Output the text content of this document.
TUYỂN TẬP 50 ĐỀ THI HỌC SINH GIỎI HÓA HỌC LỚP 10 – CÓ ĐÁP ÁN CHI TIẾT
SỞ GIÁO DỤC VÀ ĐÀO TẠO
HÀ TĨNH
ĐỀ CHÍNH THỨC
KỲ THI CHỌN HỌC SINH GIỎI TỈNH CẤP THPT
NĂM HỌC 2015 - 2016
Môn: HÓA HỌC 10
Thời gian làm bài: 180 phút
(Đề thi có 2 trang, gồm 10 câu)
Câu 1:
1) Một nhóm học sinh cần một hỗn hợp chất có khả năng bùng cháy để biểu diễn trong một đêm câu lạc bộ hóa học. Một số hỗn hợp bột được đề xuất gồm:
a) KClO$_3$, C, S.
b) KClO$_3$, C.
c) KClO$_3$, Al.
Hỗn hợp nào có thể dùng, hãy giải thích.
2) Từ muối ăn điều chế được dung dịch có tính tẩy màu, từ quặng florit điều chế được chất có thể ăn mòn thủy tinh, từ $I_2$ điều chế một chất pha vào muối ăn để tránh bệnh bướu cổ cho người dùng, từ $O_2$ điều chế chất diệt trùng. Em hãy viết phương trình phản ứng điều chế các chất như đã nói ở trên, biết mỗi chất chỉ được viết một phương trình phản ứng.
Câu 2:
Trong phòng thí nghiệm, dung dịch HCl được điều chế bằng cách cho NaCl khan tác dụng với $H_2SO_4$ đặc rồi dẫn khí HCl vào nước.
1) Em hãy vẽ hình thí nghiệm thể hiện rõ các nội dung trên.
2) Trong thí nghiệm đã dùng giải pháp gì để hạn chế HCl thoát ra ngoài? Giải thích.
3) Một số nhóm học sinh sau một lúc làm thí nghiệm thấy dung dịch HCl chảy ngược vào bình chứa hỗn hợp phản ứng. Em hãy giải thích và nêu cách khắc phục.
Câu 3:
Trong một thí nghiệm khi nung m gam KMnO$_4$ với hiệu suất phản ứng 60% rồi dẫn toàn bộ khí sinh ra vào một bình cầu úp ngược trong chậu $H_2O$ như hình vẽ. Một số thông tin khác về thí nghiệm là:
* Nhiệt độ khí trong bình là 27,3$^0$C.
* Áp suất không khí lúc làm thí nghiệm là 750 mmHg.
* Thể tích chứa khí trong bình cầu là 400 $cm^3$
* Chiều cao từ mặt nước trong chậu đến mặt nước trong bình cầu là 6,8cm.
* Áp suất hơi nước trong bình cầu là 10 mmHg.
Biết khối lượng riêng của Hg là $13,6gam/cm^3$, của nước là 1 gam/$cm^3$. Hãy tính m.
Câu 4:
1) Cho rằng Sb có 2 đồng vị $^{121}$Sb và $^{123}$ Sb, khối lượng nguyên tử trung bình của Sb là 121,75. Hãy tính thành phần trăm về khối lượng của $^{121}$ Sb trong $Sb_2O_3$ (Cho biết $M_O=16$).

==============================

= Exercise =
State the number of lines that contain the string "chậu", with no other words.

= Response =
2